(Description of the task): In the records below, retype everything from the line containing "colorbar (40, 730, 743, 752)" down to the line containing "colorbar-cell (690, 731, 717, 751)", both lines included, leaving each line unchanged.

(Items):
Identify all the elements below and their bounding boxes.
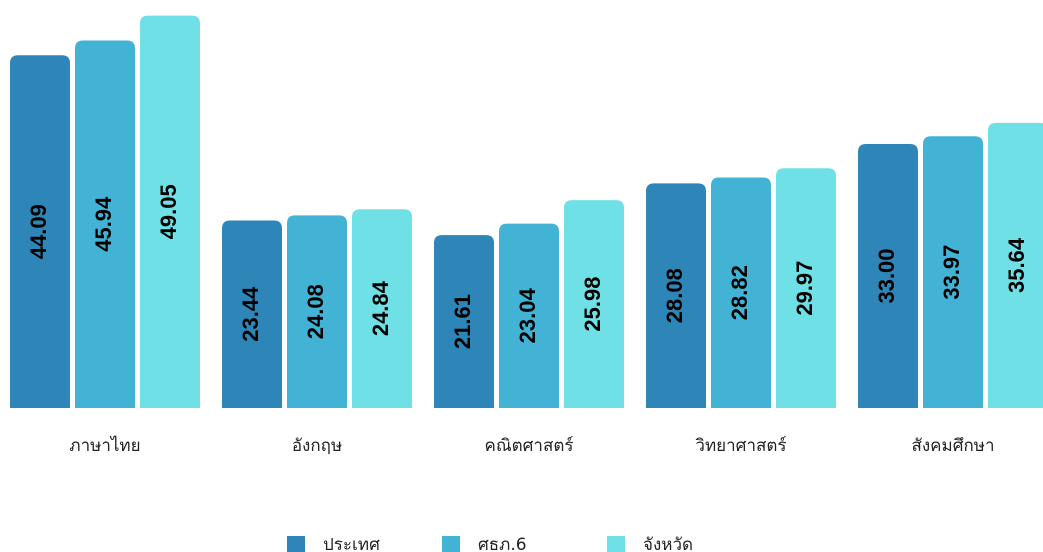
bar bbox=[499, 223, 559, 408]
bar bbox=[75, 40, 135, 408]
x-tick-label: วิทยาศาสตร์ bbox=[695, 436, 787, 456]
legend-swatch bbox=[287, 536, 305, 552]
legend-label: ศธภ.6 bbox=[478, 535, 527, 552]
bar bbox=[988, 122, 1043, 408]
legend-swatch bbox=[442, 536, 460, 552]
value-label: 24.08 bbox=[303, 284, 328, 339]
value-label: 33.97 bbox=[939, 245, 964, 300]
legend-swatch bbox=[607, 536, 625, 552]
value-label: 28.08 bbox=[662, 268, 687, 323]
value-label: 33.00 bbox=[874, 248, 899, 303]
bar bbox=[10, 55, 70, 408]
legend-label: ประเทศ bbox=[323, 535, 380, 552]
value-label: 23.44 bbox=[238, 286, 263, 342]
x-tick-label: ภาษาไทย bbox=[69, 435, 140, 456]
value-label: 23.04 bbox=[515, 288, 540, 344]
value-label: 49.05 bbox=[156, 184, 181, 239]
value-label: 29.97 bbox=[792, 261, 817, 316]
bar bbox=[858, 144, 918, 408]
bar bbox=[711, 177, 771, 408]
x-tick-label: อังกฤษ bbox=[292, 436, 342, 456]
bar bbox=[352, 209, 412, 408]
value-label: 28.82 bbox=[727, 265, 752, 320]
bar bbox=[776, 168, 836, 408]
bar bbox=[222, 220, 282, 408]
value-label: 45.94 bbox=[91, 196, 116, 252]
bar bbox=[140, 15, 200, 408]
bar bbox=[923, 136, 983, 409]
value-label: 25.98 bbox=[580, 277, 605, 332]
legend-label: จังหวัด bbox=[643, 535, 693, 552]
value-label: 35.64 bbox=[1004, 237, 1029, 293]
bar bbox=[287, 215, 347, 408]
value-label: 44.09 bbox=[26, 204, 51, 259]
x-tick-label: คณิตศาสตร์ bbox=[484, 436, 573, 456]
bar bbox=[564, 200, 624, 408]
bar bbox=[434, 235, 494, 408]
value-label: 21.61 bbox=[450, 294, 475, 349]
bar bbox=[646, 183, 706, 408]
value-label: 24.84 bbox=[368, 280, 393, 336]
x-tick-label: สังคมศึกษา bbox=[911, 436, 994, 456]
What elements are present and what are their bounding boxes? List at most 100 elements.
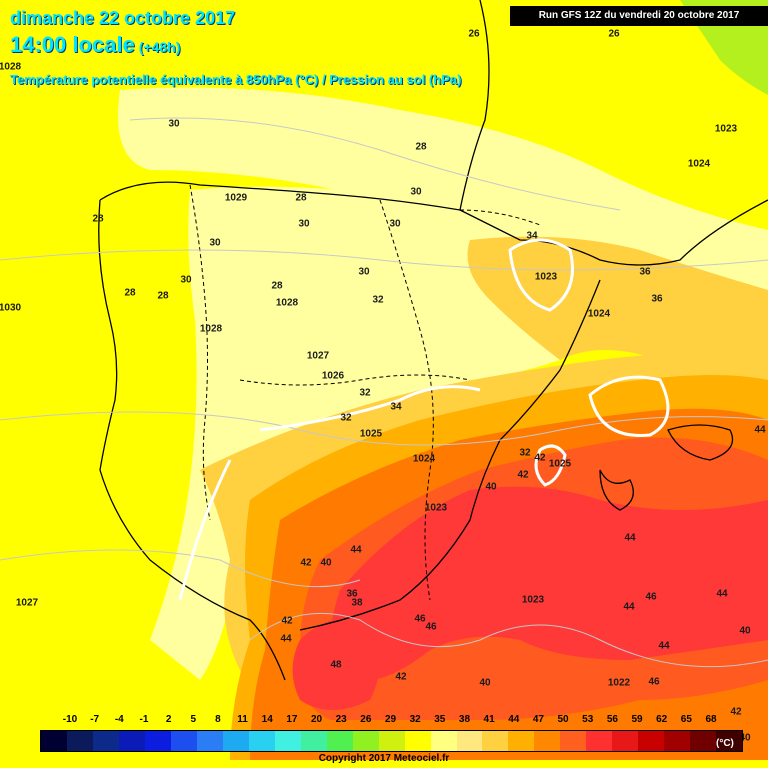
colorbar (40, 730, 743, 752)
colorbar-cell (560, 731, 587, 751)
temperature-label: 44 (623, 601, 635, 613)
temperature-label: 42 (281, 615, 293, 627)
colorbar-cell (274, 731, 301, 751)
pressure-label: 1025 (359, 428, 383, 440)
field-pale-iberia (150, 186, 580, 680)
pressure-label: 1030 (0, 302, 22, 314)
temperature-label: 44 (754, 424, 766, 436)
lead-time: (+48h) (138, 39, 181, 55)
colorbar-cell (690, 731, 717, 751)
pressure-label: 1028 (0, 61, 22, 73)
pressure-label: 1023 (714, 123, 738, 135)
isolines (0, 117, 768, 668)
temperature-label: 42 (517, 469, 529, 481)
pressure-label: 1023 (534, 271, 558, 283)
temperature-label: 26 (468, 28, 480, 40)
pressure-label: 1024 (587, 308, 611, 320)
colorbar-cell (300, 731, 327, 751)
colorbar-tick-label: 29 (384, 714, 397, 725)
colorbar-cell (430, 731, 457, 751)
temperature-label: 40 (479, 677, 491, 689)
temperature-label: 34 (526, 230, 538, 242)
colorbar-tick-label: -10 (62, 714, 78, 725)
time-title: 14:00 locale (+48h) (10, 32, 180, 58)
colorbar-tick-label: 38 (458, 714, 471, 725)
colorbar-tick-label: 35 (434, 714, 446, 725)
temperature-label: 30 (410, 186, 422, 198)
colorbar-cell (586, 731, 613, 751)
temperature-label: 30 (168, 118, 180, 130)
colorbar-cell (41, 731, 67, 751)
pressure-label: 1023 (521, 594, 545, 606)
temperature-label: 44 (280, 633, 292, 645)
temperature-label: 40 (739, 625, 751, 637)
colorbar-cell (326, 731, 353, 751)
colorbar-cell (352, 731, 379, 751)
temperature-label: 44 (350, 544, 362, 556)
colorbar-ticks: -10 -7 -4 -1 2 5 8 11 14 17 20 23 26 29 32 35 38 41 44 47 50… (40, 714, 741, 728)
colorbar-cell (196, 731, 223, 751)
temperature-label: 28 (295, 192, 307, 204)
colorbar-tick-label: 20 (310, 714, 323, 725)
temperature-label: 30 (209, 237, 221, 249)
field-red (330, 486, 768, 682)
pressure-label: 1029 (224, 192, 248, 204)
temperature-label: 28 (157, 290, 169, 302)
colorbar-cell (638, 731, 665, 751)
colorbar-tick-label: 2 (165, 714, 172, 725)
temperature-label: 32 (359, 387, 371, 399)
temperature-label: 40 (485, 481, 497, 493)
temperature-label: 46 (425, 621, 437, 633)
colorbar-cell (612, 731, 639, 751)
temperature-label: 42 (730, 706, 742, 718)
temperature-label: 42 (395, 671, 407, 683)
temperature-label: 42 (300, 557, 312, 569)
pressure-label: 1028 (275, 297, 299, 309)
colorbar-cell (716, 731, 743, 751)
colorbar-cell (456, 731, 483, 751)
pressure-label: 1026 (321, 370, 345, 382)
temperature-label: 32 (340, 412, 352, 424)
temperature-label: 44 (658, 640, 670, 652)
colorbar-tick-label: 14 (261, 714, 273, 725)
colorbar-cell (508, 731, 535, 751)
colorbar-tick-label: 68 (705, 714, 717, 725)
temperature-label: 32 (519, 447, 531, 459)
pressure-label: 1022 (607, 677, 631, 689)
colorbar-tick-label: 65 (680, 714, 692, 725)
date-title: dimanche 22 octobre 2017 (10, 8, 236, 28)
colorbar-tick-label: 41 (483, 714, 495, 725)
colorbar-tick-label: 56 (606, 714, 618, 725)
temperature-label: 46 (414, 613, 426, 625)
temperature-label: 40 (320, 557, 332, 569)
colorbar-cell (92, 731, 119, 751)
temperature-label: 34 (390, 401, 402, 413)
colorbar-cell (378, 731, 405, 751)
pressure-label: 1024 (687, 158, 711, 170)
temperature-label: 38 (351, 597, 363, 609)
colorbar-tick-label: 5 (190, 714, 197, 725)
colorbar-cell (144, 731, 171, 751)
colorbar-tick-label: 23 (335, 714, 347, 725)
colorbar-cell (534, 731, 561, 751)
temperature-label: 36 (346, 588, 358, 600)
colorbar-tick-label: 59 (631, 714, 643, 725)
colorbar-tick-label: -7 (90, 714, 100, 725)
temperature-label: 30 (298, 218, 310, 230)
colorbar-tick-label: 50 (557, 714, 569, 725)
temperature-label: 42 (534, 452, 546, 464)
pressure-isobars (178, 238, 670, 601)
pressure-label: 1024 (412, 453, 436, 465)
temperature-label: 44 (624, 532, 636, 544)
colorbar-cell (66, 731, 93, 751)
pressure-label: 1025 (548, 458, 572, 470)
colorbar-tick-label: 8 (215, 714, 221, 725)
temperature-label: 30 (389, 218, 401, 230)
colorbar-tick-label: 62 (656, 714, 668, 725)
colorbar-tick-label: 44 (508, 714, 520, 725)
temperature-label: 40 (739, 732, 751, 744)
temperature-label: 46 (648, 676, 660, 688)
pressure-label: 1028 (199, 323, 223, 335)
colorbar-unit: (°C) (716, 738, 734, 749)
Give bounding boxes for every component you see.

(The completed task):
colorbar (40, 730, 743, 752)
colorbar-cell (560, 731, 587, 751)
temperature-label: 44 (623, 601, 635, 613)
temperature-label: 42 (281, 615, 293, 627)
colorbar-cell (274, 731, 301, 751)
pressure-label: 1025 (359, 428, 383, 440)
field-pale-iberia (150, 186, 580, 680)
pressure-label: 1030 (0, 302, 22, 314)
temperature-label: 44 (754, 424, 766, 436)
lead-time: (+48h) (138, 39, 181, 55)
colorbar-cell (690, 731, 717, 751)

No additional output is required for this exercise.